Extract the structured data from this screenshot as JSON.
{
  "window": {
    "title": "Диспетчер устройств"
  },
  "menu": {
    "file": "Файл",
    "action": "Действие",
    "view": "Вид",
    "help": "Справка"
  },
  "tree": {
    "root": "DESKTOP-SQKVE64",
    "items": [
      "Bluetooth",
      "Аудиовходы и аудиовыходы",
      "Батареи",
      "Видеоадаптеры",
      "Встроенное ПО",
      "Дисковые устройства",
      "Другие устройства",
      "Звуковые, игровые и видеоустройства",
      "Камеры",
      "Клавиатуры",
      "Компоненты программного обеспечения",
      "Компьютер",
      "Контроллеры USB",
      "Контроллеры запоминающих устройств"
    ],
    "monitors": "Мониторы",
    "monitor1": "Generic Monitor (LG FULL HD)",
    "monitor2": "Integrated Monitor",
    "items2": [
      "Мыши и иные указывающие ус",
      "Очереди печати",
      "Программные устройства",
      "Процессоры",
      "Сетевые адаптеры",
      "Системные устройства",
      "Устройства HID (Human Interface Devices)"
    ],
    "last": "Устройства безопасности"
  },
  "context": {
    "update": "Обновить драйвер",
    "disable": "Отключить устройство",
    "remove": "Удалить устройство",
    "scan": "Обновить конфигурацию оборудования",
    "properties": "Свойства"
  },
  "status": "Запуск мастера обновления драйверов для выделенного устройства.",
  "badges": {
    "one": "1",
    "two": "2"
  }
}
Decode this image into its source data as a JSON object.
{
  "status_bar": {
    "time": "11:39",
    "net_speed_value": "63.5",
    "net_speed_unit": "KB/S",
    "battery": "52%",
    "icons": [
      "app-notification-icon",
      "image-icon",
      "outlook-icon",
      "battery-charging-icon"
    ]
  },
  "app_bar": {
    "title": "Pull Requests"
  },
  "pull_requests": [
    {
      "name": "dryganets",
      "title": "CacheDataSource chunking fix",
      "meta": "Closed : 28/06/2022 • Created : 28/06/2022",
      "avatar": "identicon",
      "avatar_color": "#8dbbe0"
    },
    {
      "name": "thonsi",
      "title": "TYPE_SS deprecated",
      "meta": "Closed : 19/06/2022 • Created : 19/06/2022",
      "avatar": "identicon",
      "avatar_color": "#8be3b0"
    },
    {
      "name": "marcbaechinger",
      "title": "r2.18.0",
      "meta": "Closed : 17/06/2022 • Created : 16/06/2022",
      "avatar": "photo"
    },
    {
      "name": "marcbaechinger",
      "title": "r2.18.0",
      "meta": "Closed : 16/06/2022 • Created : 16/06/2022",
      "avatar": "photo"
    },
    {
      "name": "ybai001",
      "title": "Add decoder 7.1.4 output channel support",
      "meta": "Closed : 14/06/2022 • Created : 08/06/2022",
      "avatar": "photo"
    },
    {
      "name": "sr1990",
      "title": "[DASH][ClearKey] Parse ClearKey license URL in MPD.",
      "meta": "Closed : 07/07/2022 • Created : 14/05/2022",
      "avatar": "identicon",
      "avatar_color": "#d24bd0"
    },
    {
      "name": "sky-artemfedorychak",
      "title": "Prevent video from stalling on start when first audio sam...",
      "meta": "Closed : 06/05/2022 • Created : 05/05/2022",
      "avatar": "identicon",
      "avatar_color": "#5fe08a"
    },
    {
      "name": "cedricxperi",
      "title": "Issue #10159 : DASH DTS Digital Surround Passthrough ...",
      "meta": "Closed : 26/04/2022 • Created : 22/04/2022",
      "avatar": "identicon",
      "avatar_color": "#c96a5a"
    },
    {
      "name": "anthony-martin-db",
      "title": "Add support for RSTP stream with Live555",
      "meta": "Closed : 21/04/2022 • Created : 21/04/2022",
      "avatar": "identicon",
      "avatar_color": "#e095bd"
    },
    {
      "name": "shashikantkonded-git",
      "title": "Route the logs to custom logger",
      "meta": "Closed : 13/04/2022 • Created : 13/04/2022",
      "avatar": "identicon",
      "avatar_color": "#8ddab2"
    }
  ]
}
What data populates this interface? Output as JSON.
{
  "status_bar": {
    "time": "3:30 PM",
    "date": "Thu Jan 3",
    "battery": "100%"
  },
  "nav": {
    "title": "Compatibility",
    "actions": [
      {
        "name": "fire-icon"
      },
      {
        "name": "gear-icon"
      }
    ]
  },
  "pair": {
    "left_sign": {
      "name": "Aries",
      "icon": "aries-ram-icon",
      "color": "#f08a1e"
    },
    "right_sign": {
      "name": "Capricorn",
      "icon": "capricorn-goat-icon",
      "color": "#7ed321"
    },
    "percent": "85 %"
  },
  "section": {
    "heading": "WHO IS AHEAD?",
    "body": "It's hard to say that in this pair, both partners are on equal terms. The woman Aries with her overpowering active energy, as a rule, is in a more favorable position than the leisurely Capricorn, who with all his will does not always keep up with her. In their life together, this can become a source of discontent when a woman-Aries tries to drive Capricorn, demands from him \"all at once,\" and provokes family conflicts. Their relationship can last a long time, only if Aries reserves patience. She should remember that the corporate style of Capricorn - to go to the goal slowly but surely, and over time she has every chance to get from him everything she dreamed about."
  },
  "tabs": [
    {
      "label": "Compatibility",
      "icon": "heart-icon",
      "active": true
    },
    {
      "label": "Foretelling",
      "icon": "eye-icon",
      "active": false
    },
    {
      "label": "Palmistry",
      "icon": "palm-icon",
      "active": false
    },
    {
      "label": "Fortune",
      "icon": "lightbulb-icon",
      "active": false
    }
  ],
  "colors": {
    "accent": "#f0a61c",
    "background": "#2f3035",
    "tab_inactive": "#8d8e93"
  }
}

# # # # #

§ What the task requires
Scan the material for lines with the word "устройство", and copy each line you find.

§ Task output
    "disable": "Отключить устройство",
    "remove": "Удалить устройство",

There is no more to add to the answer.